### [Written request]
From the listing below, extract each line containing the string "name".

### [Records from a collection of figures]
######
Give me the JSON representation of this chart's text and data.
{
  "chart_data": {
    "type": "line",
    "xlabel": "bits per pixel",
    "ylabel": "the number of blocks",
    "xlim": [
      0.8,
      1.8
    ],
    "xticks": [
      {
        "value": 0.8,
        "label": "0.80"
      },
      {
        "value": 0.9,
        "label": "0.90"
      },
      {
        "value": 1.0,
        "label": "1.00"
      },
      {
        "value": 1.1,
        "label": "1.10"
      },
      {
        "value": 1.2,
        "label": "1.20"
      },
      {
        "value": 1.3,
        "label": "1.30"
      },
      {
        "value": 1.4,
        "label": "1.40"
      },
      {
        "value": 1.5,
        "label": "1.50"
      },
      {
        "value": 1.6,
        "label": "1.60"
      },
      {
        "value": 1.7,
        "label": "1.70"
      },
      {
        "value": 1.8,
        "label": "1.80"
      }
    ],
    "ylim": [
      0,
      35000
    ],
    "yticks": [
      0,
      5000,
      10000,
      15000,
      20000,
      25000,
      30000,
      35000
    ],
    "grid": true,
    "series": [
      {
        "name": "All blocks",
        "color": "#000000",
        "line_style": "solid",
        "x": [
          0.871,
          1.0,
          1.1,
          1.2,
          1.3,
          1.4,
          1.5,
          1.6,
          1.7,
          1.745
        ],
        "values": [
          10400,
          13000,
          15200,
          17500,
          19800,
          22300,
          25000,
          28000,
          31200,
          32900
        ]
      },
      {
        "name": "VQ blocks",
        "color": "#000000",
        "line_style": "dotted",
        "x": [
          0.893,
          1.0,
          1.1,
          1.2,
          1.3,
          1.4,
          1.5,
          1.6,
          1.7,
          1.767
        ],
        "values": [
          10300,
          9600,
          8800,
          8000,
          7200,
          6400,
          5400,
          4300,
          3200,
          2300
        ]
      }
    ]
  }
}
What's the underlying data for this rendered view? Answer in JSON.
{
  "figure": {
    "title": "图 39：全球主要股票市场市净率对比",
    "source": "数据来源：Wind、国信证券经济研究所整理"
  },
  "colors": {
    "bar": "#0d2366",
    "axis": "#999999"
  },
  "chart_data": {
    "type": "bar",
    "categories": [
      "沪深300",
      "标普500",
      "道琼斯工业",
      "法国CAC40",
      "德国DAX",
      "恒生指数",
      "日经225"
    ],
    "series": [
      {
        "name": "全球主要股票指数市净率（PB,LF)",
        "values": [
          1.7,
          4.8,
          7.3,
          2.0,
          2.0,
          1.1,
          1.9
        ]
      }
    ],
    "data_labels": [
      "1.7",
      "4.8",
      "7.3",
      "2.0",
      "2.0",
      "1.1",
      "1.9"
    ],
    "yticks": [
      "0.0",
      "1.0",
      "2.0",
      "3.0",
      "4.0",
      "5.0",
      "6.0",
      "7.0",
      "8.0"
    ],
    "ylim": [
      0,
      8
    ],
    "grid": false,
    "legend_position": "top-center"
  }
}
######
### [Output for this task]
        "name": "All blocks",
        "name": "VQ blocks",
        "name": "全球主要股票指数市净率（PB,LF)",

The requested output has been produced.